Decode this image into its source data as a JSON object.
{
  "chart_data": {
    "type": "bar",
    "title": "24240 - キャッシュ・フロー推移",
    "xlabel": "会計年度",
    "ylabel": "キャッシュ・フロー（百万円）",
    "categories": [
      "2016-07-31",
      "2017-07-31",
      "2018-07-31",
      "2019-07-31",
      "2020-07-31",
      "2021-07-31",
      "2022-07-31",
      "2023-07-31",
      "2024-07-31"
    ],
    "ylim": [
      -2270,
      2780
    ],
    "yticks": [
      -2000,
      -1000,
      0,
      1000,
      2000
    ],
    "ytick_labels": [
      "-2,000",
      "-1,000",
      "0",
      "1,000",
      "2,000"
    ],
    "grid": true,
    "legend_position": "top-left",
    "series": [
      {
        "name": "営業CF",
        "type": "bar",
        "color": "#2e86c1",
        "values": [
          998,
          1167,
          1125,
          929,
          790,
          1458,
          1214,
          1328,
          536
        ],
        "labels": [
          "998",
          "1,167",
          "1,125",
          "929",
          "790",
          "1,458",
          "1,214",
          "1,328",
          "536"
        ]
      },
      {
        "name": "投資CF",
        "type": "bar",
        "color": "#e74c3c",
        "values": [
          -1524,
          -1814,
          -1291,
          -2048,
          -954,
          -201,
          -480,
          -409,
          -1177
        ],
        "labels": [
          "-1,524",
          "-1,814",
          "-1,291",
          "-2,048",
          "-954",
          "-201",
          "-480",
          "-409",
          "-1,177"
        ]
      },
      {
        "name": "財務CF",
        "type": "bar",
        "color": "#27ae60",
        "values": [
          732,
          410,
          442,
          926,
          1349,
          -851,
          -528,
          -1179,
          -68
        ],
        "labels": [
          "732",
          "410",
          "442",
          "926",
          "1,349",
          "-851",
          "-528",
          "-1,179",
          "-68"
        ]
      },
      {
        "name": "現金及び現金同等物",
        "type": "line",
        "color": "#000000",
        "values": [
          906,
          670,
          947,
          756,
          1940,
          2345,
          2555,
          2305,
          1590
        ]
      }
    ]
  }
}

------------

**Given problem:**
Which lines hold the word "name"? Copy each of them from the records.

**Result of this exercise:**
        "name": "営業CF",
        "name": "投資CF",
        "name": "財務CF",
        "name": "現金及び現金同等物",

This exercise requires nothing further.